■ **TASK TO CARRY OUT**:
Pictures within the data are to be left out; everything else must be reproduced exactly.

■ **RAW RECORDS**:
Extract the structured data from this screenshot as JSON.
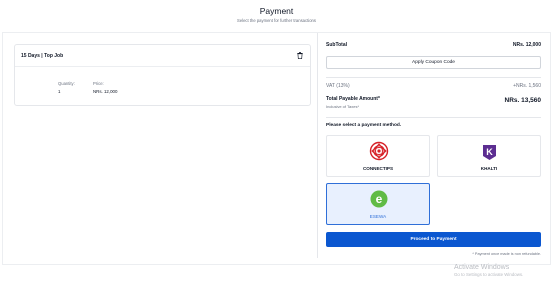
{
  "header": {
    "title": "Payment",
    "subtitle": "Select the payment for further transactions"
  },
  "job": {
    "title": "15 Days | Top Job",
    "quantity_label": "Quantity:",
    "quantity_value": "1",
    "price_label": "Price:",
    "price_value": "NRs. 12,000",
    "delete_icon": "trash-icon"
  },
  "summary": {
    "subtotal_label": "SubTotal",
    "subtotal_value": "NRs. 12,000",
    "coupon_button": "Apply Coupon Code",
    "vat_label": "VAT (13%)",
    "vat_value": "+NRs. 1,560",
    "total_label": "Total Payable Amount*",
    "total_value": "NRs. 13,560",
    "total_note": "Inclusive of Taxes*"
  },
  "payment": {
    "prompt": "Please select a payment method.",
    "options": [
      {
        "name": "CONNECTIPS",
        "icon": "connectips-logo",
        "color": "#d62027",
        "selected": false
      },
      {
        "name": "KHALTI",
        "icon": "khalti-logo",
        "color": "#5c2d91",
        "selected": false
      },
      {
        "name": "ESEWA",
        "icon": "esewa-logo",
        "color": "#60bb46",
        "selected": true
      }
    ],
    "proceed_button": "Proceed to Payment",
    "refund_note": "* Payment once made is non refundable."
  },
  "watermark": {
    "line1": "Activate Windows",
    "line2": "Go to Settings to activate Windows."
  },
  "colors": {
    "primary": "#0b57d0",
    "selected_border": "#2f6fd8",
    "selected_bg": "#e8f0fe"
  }
}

■ **WRITTEN ANSWER**:
Extract the structured data from this screenshot as JSON.
{
  "header": {
    "title": "Payment",
    "subtitle": "Select the payment for further transactions"
  },
  "job": {
    "title": "15 Days | Top Job",
    "quantity_label": "Quantity:",
    "quantity_value": "1",
    "price_label": "Price:",
    "price_value": "NRs. 12,000",
    "delete_icon": "trash-icon"
  },
  "summary": {
    "subtotal_label": "SubTotal",
    "subtotal_value": "NRs. 12,000",
    "coupon_button": "Apply Coupon Code",
    "vat_label": "VAT (13%)",
    "vat_value": "+NRs. 1,560",
    "total_label": "Total Payable Amount*",
    "total_value": "NRs. 13,560",
    "total_note": "Inclusive of Taxes*"
  },
  "payment": {
    "prompt": "Please select a payment method.",
    "options": [
      {
        "name": "CONNECTIPS",
        "icon": "connectips-logo",
        "color": "#d62027",
        "selected": false
      },
      {
        "name": "KHALTI",
        "icon": "khalti-logo",
        "color": "#5c2d91",
        "selected": false
      },
      {
        "name": "ESEWA",
        "icon": "esewa-logo",
        "color": "#60bb46",
        "selected": true
      }
    ],
    "proceed_button": "Proceed to Payment",
    "refund_note": "* Payment once made is non refundable."
  },
  "watermark": {
    "line1": "Activate Windows",
    "line2": "Go to Settings to activate Windows."
  },
  "colors": {
    "primary": "#0b57d0",
    "selected_border": "#2f6fd8",
    "selected_bg": "#e8f0fe"
  }
}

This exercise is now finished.